Task statement - Repeat the material below exactly, with no pictures.

Extracted data -

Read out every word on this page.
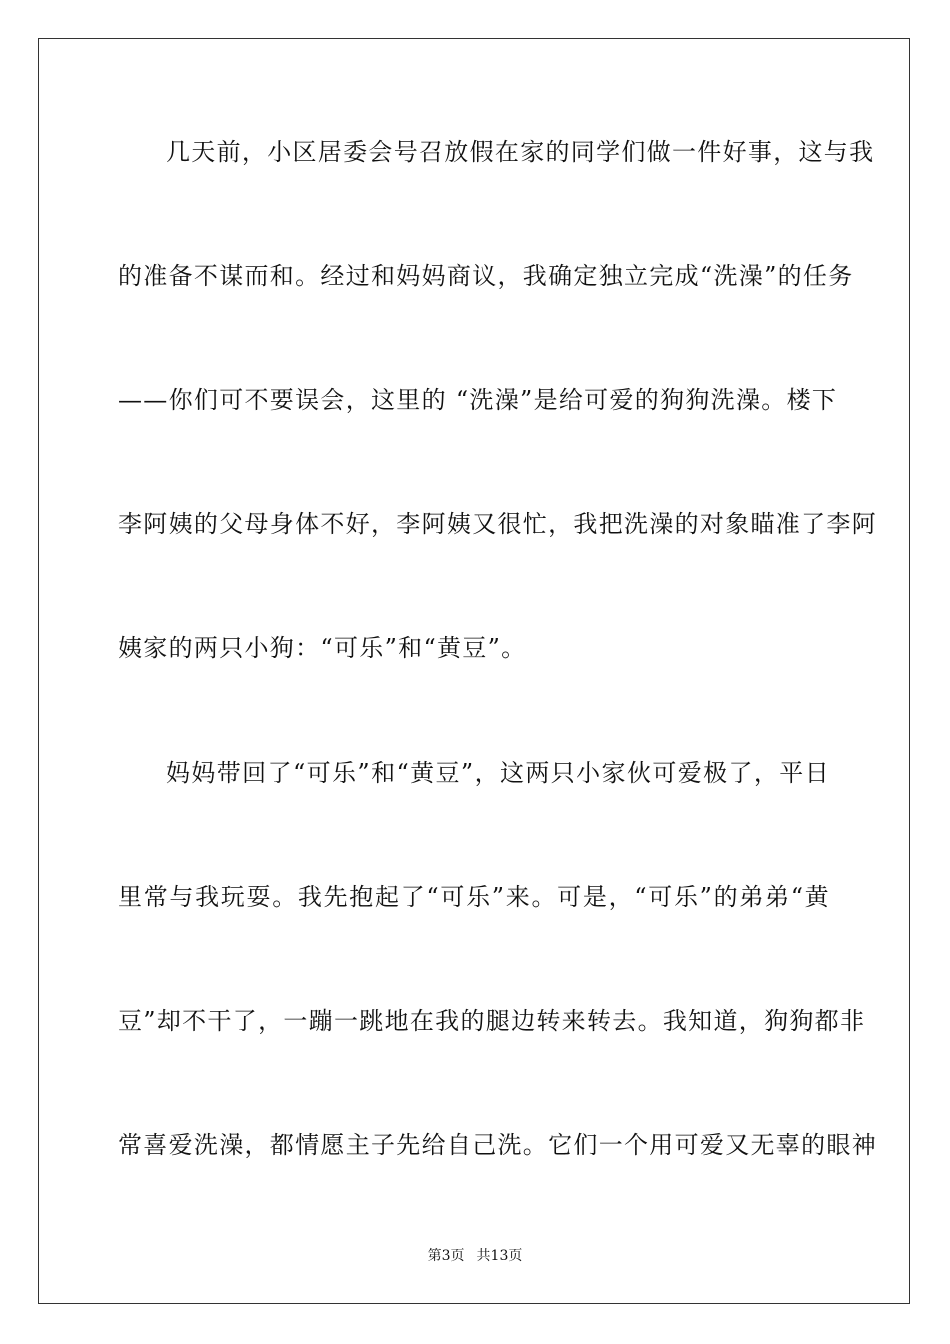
几天前，小区居委会号召放假在家的同学们做一件好事，这与我
的准备不谋而和。经过和妈妈商议，我确定独立完成“洗澡”的任务
——你们可不要误会，这里的 “洗澡”是给可爱的狗狗洗澡。楼下
李阿姨的父母身体不好，李阿姨又很忙，我把洗澡的对象瞄准了李阿
姨家的两只小狗：“可乐”和“黄豆”。
妈妈带回了“可乐”和“黄豆”，这两只小家伙可爱极了，平日
里常与我玩耍。我先抱起了“可乐”来。可是，“可乐”的弟弟“黄
豆”却不干了，一蹦一跳地在我的腿边转来转去。我知道，狗狗都非
常喜爱洗澡，都情愿主子先给自己洗。它们一个用可爱又无辜的眼神
第3页 共13页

Final answer -
Read out every word on this page.
几天前，小区居委会号召放假在家的同学们做一件好事，这与我
的准备不谋而和。经过和妈妈商议，我确定独立完成“洗澡”的任务
——你们可不要误会，这里的 “洗澡”是给可爱的狗狗洗澡。楼下
李阿姨的父母身体不好，李阿姨又很忙，我把洗澡的对象瞄准了李阿
姨家的两只小狗：“可乐”和“黄豆”。
妈妈带回了“可乐”和“黄豆”，这两只小家伙可爱极了，平日
里常与我玩耍。我先抱起了“可乐”来。可是，“可乐”的弟弟“黄
豆”却不干了，一蹦一跳地在我的腿边转来转去。我知道，狗狗都非
常喜爱洗澡，都情愿主子先给自己洗。它们一个用可爱又无辜的眼神
第3页 共13页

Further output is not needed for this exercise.